How many lines in the data below contain the string "options"? Reply with the number alone.

THE RECORDS
⟨

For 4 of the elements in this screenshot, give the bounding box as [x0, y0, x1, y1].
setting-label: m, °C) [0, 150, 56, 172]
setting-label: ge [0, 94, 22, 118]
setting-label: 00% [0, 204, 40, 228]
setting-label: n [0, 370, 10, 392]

⟩
⟨

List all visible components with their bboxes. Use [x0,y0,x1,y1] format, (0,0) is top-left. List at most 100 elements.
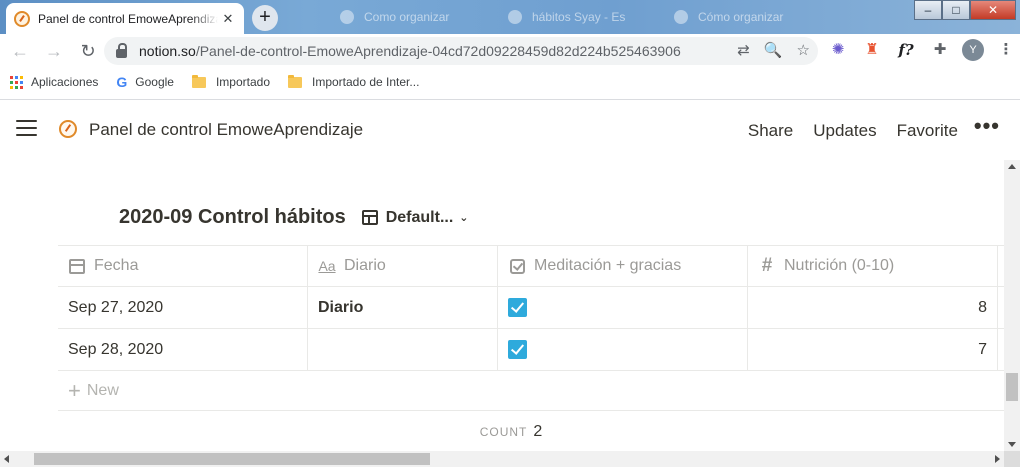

⟩
⟨

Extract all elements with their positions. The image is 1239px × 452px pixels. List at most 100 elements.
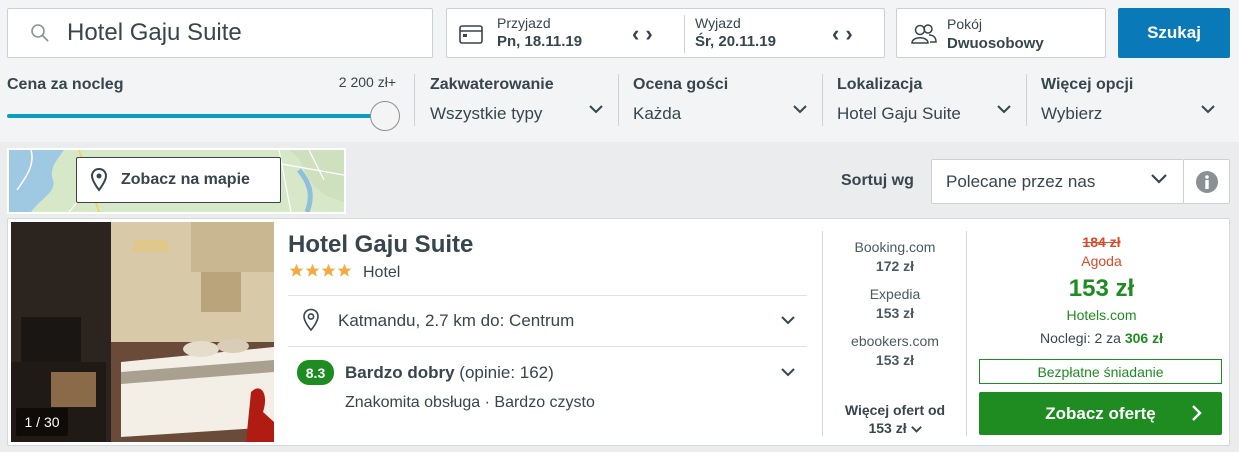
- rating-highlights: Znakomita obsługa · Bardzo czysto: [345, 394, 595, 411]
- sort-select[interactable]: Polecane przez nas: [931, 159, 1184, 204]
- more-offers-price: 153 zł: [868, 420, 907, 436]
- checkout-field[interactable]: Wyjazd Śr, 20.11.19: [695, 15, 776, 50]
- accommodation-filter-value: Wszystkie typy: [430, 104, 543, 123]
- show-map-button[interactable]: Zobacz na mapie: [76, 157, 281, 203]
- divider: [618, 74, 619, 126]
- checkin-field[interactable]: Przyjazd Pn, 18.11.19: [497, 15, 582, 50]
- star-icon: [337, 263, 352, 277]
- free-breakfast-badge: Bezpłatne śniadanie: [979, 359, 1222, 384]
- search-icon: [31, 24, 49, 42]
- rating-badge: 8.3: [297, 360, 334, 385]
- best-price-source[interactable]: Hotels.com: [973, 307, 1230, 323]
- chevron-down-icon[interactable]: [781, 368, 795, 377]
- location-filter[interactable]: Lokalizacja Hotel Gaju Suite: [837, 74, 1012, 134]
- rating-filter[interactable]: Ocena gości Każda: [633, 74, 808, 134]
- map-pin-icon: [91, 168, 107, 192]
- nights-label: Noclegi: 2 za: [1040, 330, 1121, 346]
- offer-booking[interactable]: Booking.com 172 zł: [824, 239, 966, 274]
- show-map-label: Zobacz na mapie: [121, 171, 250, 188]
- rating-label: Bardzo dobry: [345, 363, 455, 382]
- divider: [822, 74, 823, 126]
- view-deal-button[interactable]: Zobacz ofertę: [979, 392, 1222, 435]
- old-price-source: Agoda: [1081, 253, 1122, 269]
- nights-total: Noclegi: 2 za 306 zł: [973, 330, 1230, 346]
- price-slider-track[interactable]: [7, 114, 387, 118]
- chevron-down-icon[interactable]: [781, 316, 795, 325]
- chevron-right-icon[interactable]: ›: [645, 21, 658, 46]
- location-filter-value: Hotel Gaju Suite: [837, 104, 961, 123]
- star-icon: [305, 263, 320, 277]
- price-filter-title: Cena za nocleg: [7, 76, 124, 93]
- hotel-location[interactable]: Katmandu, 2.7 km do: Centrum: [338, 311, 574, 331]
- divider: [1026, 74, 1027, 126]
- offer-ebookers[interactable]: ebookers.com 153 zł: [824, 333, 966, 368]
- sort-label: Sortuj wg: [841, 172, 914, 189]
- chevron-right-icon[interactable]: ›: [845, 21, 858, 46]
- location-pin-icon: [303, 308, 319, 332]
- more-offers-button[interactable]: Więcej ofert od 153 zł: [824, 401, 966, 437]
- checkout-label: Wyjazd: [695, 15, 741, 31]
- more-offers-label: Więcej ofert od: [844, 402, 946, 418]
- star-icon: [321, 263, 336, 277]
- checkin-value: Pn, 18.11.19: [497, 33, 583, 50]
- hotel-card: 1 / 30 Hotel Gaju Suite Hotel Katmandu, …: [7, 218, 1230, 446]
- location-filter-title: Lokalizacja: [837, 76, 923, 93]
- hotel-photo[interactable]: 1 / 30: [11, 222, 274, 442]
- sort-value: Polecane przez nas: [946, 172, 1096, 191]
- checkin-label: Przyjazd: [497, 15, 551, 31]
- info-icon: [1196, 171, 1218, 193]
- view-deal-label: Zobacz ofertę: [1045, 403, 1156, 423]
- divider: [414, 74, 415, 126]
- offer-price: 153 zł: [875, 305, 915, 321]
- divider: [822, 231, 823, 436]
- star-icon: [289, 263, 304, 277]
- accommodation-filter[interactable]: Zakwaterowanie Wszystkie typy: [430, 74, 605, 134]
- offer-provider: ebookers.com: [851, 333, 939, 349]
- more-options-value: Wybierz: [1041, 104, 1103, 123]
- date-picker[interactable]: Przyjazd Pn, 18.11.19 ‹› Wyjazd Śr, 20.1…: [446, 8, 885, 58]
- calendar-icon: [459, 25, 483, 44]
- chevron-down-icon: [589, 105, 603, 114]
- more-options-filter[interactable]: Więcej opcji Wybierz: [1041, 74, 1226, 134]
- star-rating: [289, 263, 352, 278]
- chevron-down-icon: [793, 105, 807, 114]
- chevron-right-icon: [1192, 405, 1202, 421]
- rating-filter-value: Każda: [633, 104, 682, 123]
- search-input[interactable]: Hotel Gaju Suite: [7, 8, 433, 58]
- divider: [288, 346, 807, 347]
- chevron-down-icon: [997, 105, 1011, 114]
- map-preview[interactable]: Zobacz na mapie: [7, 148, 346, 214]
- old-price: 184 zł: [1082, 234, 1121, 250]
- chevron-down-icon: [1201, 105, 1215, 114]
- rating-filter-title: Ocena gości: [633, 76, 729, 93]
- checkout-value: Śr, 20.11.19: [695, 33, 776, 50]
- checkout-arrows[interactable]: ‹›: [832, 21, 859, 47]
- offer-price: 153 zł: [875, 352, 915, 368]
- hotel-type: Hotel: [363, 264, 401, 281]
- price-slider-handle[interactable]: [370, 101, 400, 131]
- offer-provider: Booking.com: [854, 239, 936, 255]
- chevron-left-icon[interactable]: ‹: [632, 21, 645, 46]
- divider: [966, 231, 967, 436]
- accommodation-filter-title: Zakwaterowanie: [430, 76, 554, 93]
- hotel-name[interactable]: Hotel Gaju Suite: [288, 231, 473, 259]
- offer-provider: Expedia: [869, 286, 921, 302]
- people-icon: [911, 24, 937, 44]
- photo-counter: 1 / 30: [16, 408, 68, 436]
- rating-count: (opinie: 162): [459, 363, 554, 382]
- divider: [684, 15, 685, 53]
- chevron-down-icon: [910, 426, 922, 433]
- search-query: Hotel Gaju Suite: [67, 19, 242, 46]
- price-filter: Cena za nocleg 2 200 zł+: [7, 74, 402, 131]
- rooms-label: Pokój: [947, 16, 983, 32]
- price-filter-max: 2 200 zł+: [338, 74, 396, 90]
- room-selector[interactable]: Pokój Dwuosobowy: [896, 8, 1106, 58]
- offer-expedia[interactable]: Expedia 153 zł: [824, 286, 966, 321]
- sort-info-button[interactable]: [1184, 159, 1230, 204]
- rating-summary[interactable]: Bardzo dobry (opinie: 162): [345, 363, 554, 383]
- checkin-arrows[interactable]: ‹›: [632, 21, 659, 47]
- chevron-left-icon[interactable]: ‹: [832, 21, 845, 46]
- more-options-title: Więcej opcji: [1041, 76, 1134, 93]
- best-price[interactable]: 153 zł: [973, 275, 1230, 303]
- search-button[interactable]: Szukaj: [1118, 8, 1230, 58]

⟩

EXERCISE RESULT
3